The request:
The entries below are to be transcribed in full, without their images.

Entries with figure data:
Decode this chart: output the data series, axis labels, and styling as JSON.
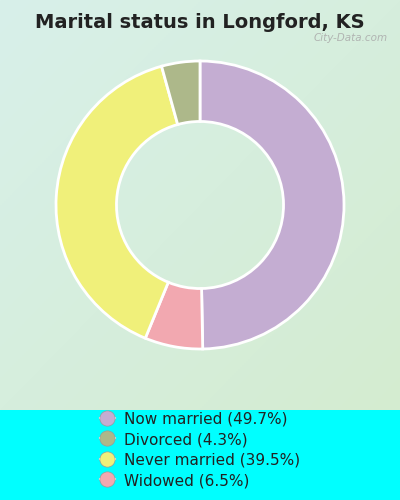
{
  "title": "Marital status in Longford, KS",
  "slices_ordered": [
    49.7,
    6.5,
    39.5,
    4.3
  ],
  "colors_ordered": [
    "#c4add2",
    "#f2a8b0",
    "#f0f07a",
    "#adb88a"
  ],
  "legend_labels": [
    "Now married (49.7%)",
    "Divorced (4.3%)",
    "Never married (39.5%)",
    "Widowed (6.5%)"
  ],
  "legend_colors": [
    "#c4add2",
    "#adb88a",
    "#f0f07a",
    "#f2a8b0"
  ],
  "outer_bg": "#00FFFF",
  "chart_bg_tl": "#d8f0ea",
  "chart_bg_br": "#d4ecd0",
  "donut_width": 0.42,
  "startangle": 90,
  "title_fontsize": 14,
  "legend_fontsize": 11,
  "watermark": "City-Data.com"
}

Response:
Decode this chart: output the data series, axis labels, and styling as JSON.
{
  "title": "Marital status in Longford, KS",
  "slices_ordered": [
    49.7,
    6.5,
    39.5,
    4.3
  ],
  "colors_ordered": [
    "#c4add2",
    "#f2a8b0",
    "#f0f07a",
    "#adb88a"
  ],
  "legend_labels": [
    "Now married (49.7%)",
    "Divorced (4.3%)",
    "Never married (39.5%)",
    "Widowed (6.5%)"
  ],
  "legend_colors": [
    "#c4add2",
    "#adb88a",
    "#f0f07a",
    "#f2a8b0"
  ],
  "outer_bg": "#00FFFF",
  "chart_bg_tl": "#d8f0ea",
  "chart_bg_br": "#d4ecd0",
  "donut_width": 0.42,
  "startangle": 90,
  "title_fontsize": 14,
  "legend_fontsize": 11,
  "watermark": "City-Data.com"
}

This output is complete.